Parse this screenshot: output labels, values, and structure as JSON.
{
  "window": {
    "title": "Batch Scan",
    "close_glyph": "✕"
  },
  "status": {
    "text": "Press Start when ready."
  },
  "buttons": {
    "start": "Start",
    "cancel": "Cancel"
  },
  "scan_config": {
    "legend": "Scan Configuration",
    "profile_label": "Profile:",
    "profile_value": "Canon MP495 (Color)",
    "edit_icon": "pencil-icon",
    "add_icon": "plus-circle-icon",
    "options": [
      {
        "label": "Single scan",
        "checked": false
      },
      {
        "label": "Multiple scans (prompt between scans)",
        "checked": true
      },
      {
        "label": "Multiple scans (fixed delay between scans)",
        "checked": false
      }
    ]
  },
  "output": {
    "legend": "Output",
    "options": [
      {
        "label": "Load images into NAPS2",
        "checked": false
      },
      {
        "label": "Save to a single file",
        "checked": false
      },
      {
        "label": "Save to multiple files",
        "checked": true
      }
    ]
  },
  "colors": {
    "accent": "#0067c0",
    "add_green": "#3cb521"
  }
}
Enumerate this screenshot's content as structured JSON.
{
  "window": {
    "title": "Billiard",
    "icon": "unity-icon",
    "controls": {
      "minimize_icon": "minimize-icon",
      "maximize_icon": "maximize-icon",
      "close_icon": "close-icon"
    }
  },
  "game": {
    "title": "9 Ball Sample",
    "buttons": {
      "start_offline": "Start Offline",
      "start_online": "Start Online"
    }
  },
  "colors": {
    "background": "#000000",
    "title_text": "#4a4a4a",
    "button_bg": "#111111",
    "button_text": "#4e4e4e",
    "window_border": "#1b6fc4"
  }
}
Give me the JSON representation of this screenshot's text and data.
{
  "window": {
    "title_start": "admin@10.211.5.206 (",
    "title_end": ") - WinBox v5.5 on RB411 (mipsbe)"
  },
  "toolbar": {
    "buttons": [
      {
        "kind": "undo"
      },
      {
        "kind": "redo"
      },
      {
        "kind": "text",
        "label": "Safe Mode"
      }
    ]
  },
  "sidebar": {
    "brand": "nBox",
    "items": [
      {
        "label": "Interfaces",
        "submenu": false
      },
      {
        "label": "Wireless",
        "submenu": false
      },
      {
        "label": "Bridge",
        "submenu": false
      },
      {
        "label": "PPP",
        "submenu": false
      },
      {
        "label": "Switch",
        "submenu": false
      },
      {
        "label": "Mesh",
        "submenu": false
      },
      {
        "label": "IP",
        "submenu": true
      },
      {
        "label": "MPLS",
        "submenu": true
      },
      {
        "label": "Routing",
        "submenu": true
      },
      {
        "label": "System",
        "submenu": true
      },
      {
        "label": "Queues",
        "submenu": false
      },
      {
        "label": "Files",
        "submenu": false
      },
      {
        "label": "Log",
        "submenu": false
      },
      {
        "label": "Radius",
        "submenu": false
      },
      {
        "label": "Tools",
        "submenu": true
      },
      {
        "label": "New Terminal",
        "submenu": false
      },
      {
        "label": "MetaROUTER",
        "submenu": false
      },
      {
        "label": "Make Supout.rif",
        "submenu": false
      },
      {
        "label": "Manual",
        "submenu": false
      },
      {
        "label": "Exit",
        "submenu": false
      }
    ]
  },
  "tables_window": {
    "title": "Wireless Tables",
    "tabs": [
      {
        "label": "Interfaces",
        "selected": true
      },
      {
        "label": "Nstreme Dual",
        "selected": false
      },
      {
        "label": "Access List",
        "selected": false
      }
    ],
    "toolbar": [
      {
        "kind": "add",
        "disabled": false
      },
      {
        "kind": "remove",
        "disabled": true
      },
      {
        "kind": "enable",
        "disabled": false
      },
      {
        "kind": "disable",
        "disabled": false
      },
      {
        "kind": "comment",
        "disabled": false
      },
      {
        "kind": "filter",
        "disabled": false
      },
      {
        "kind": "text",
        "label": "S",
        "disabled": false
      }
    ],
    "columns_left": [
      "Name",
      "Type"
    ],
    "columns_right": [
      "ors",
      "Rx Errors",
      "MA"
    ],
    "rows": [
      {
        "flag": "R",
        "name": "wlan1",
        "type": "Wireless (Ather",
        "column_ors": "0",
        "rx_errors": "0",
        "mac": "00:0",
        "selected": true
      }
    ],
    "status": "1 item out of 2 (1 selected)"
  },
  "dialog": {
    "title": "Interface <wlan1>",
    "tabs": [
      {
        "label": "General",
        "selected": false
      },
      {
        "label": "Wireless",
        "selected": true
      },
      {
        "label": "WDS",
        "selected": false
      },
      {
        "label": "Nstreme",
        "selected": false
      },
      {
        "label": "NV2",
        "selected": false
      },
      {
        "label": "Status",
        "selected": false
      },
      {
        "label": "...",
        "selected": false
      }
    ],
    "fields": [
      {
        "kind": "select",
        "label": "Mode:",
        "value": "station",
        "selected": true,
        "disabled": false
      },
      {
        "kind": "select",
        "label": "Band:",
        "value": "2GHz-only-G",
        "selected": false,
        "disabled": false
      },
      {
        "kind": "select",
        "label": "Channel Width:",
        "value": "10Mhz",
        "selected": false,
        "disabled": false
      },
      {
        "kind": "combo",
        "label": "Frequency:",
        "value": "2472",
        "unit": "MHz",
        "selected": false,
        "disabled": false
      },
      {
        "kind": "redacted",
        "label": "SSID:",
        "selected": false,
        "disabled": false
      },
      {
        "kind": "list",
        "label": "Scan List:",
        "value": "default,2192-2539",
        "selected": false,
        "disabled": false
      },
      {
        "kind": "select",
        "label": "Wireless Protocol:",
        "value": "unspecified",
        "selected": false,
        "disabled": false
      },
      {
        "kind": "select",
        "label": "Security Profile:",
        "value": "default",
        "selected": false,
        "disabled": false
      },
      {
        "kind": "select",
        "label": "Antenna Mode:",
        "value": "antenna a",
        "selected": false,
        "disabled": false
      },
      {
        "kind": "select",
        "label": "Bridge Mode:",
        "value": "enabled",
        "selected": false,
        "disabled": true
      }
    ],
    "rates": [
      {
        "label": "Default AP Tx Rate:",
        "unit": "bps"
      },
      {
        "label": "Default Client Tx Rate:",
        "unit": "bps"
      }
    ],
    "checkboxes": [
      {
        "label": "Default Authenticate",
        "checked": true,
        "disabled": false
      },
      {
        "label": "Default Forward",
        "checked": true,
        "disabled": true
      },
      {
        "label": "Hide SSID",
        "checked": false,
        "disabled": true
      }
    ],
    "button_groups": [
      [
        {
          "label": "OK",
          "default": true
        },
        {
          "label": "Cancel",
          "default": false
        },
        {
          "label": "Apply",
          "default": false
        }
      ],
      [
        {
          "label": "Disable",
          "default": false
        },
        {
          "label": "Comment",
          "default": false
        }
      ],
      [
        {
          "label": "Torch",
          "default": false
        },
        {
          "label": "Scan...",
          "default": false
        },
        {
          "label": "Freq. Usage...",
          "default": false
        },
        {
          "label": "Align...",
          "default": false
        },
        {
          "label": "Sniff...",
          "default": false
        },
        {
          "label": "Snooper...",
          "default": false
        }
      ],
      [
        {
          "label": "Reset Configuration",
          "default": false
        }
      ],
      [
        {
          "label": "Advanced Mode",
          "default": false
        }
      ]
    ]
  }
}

**Task objective**. Every entry should be printed again exactly as written.

**The completed task**.
Parse this screenshot: output labels, values, and structure as JSON.
{
  "window": {
    "title": "Batch Scan",
    "close_glyph": "✕"
  },
  "status": {
    "text": "Press Start when ready."
  },
  "buttons": {
    "start": "Start",
    "cancel": "Cancel"
  },
  "scan_config": {
    "legend": "Scan Configuration",
    "profile_label": "Profile:",
    "profile_value": "Canon MP495 (Color)",
    "edit_icon": "pencil-icon",
    "add_icon": "plus-circle-icon",
    "options": [
      {
        "label": "Single scan",
        "checked": false
      },
      {
        "label": "Multiple scans (prompt between scans)",
        "checked": true
      },
      {
        "label": "Multiple scans (fixed delay between scans)",
        "checked": false
      }
    ]
  },
  "output": {
    "legend": "Output",
    "options": [
      {
        "label": "Load images into NAPS2",
        "checked": false
      },
      {
        "label": "Save to a single file",
        "checked": false
      },
      {
        "label": "Save to multiple files",
        "checked": true
      }
    ]
  },
  "colors": {
    "accent": "#0067c0",
    "add_green": "#3cb521"
  }
}
Enumerate this screenshot's content as structured JSON.
{
  "window": {
    "title": "Billiard",
    "icon": "unity-icon",
    "controls": {
      "minimize_icon": "minimize-icon",
      "maximize_icon": "maximize-icon",
      "close_icon": "close-icon"
    }
  },
  "game": {
    "title": "9 Ball Sample",
    "buttons": {
      "start_offline": "Start Offline",
      "start_online": "Start Online"
    }
  },
  "colors": {
    "background": "#000000",
    "title_text": "#4a4a4a",
    "button_bg": "#111111",
    "button_text": "#4e4e4e",
    "window_border": "#1b6fc4"
  }
}
Give me the JSON representation of this screenshot's text and data.
{
  "window": {
    "title_start": "admin@10.211.5.206 (",
    "title_end": ") - WinBox v5.5 on RB411 (mipsbe)"
  },
  "toolbar": {
    "buttons": [
      {
        "kind": "undo"
      },
      {
        "kind": "redo"
      },
      {
        "kind": "text",
        "label": "Safe Mode"
      }
    ]
  },
  "sidebar": {
    "brand": "nBox",
    "items": [
      {
        "label": "Interfaces",
        "submenu": false
      },
      {
        "label": "Wireless",
        "submenu": false
      },
      {
        "label": "Bridge",
        "submenu": false
      },
      {
        "label": "PPP",
        "submenu": false
      },
      {
        "label": "Switch",
        "submenu": false
      },
      {
        "label": "Mesh",
        "submenu": false
      },
      {
        "label": "IP",
        "submenu": true
      },
      {
        "label": "MPLS",
        "submenu": true
      },
      {
        "label": "Routing",
        "submenu": true
      },
      {
        "label": "System",
        "submenu": true
      },
      {
        "label": "Queues",
        "submenu": false
      },
      {
        "label": "Files",
        "submenu": false
      },
      {
        "label": "Log",
        "submenu": false
      },
      {
        "label": "Radius",
        "submenu": false
      },
      {
        "label": "Tools",
        "submenu": true
      },
      {
        "label": "New Terminal",
        "submenu": false
      },
      {
        "label": "MetaROUTER",
        "submenu": false
      },
      {
        "label": "Make Supout.rif",
        "submenu": false
      },
      {
        "label": "Manual",
        "submenu": false
      },
      {
        "label": "Exit",
        "submenu": false
      }
    ]
  },
  "tables_window": {
    "title": "Wireless Tables",
    "tabs": [
      {
        "label": "Interfaces",
        "selected": true
      },
      {
        "label": "Nstreme Dual",
        "selected": false
      },
      {
        "label": "Access List",
        "selected": false
      }
    ],
    "toolbar": [
      {
        "kind": "add",
        "disabled": false
      },
      {
        "kind": "remove",
        "disabled": true
      },
      {
        "kind": "enable",
        "disabled": false
      },
      {
        "kind": "disable",
        "disabled": false
      },
      {
        "kind": "comment",
        "disabled": false
      },
      {
        "kind": "filter",
        "disabled": false
      },
      {
        "kind": "text",
        "label": "S",
        "disabled": false
      }
    ],
    "columns_left": [
      "Name",
      "Type"
    ],
    "columns_right": [
      "ors",
      "Rx Errors",
      "MA"
    ],
    "rows": [
      {
        "flag": "R",
        "name": "wlan1",
        "type": "Wireless (Ather",
        "column_ors": "0",
        "rx_errors": "0",
        "mac": "00:0",
        "selected": true
      }
    ],
    "status": "1 item out of 2 (1 selected)"
  },
  "dialog": {
    "title": "Interface <wlan1>",
    "tabs": [
      {
        "label": "General",
        "selected": false
      },
      {
        "label": "Wireless",
        "selected": true
      },
      {
        "label": "WDS",
        "selected": false
      },
      {
        "label": "Nstreme",
        "selected": false
      },
      {
        "label": "NV2",
        "selected": false
      },
      {
        "label": "Status",
        "selected": false
      },
      {
        "label": "...",
        "selected": false
      }
    ],
    "fields": [
      {
        "kind": "select",
        "label": "Mode:",
        "value": "station",
        "selected": true,
        "disabled": false
      },
      {
        "kind": "select",
        "label": "Band:",
        "value": "2GHz-only-G",
        "selected": false,
        "disabled": false
      },
      {
        "kind": "select",
        "label": "Channel Width:",
        "value": "10Mhz",
        "selected": false,
        "disabled": false
      },
      {
        "kind": "combo",
        "label": "Frequency:",
        "value": "2472",
        "unit": "MHz",
        "selected": false,
        "disabled": false
      },
      {
        "kind": "redacted",
        "label": "SSID:",
        "selected": false,
        "disabled": false
      },
      {
        "kind": "list",
        "label": "Scan List:",
        "value": "default,2192-2539",
        "selected": false,
        "disabled": false
      },
      {
        "kind": "select",
        "label": "Wireless Protocol:",
        "value": "unspecified",
        "selected": false,
        "disabled": false
      },
      {
        "kind": "select",
        "label": "Security Profile:",
        "value": "default",
        "selected": false,
        "disabled": false
      },
      {
        "kind": "select",
        "label": "Antenna Mode:",
        "value": "antenna a",
        "selected": false,
        "disabled": false
      },
      {
        "kind": "select",
        "label": "Bridge Mode:",
        "value": "enabled",
        "selected": false,
        "disabled": true
      }
    ],
    "rates": [
      {
        "label": "Default AP Tx Rate:",
        "unit": "bps"
      },
      {
        "label": "Default Client Tx Rate:",
        "unit": "bps"
      }
    ],
    "checkboxes": [
      {
        "label": "Default Authenticate",
        "checked": true,
        "disabled": false
      },
      {
        "label": "Default Forward",
        "checked": true,
        "disabled": true
      },
      {
        "label": "Hide SSID",
        "checked": false,
        "disabled": true
      }
    ],
    "button_groups": [
      [
        {
          "label": "OK",
          "default": true
        },
        {
          "label": "Cancel",
          "default": false
        },
        {
          "label": "Apply",
          "default": false
        }
      ],
      [
        {
          "label": "Disable",
          "default": false
        },
        {
          "label": "Comment",
          "default": false
        }
      ],
      [
        {
          "label": "Torch",
          "default": false
        },
        {
          "label": "Scan...",
          "default": false
        },
        {
          "label": "Freq. Usage...",
          "default": false
        },
        {
          "label": "Align...",
          "default": false
        },
        {
          "label": "Sniff...",
          "default": false
        },
        {
          "label": "Snooper...",
          "default": false
        }
      ],
      [
        {
          "label": "Reset Configuration",
          "default": false
        }
      ],
      [
        {
          "label": "Advanced Mode",
          "default": false
        }
      ]
    ]
  }
}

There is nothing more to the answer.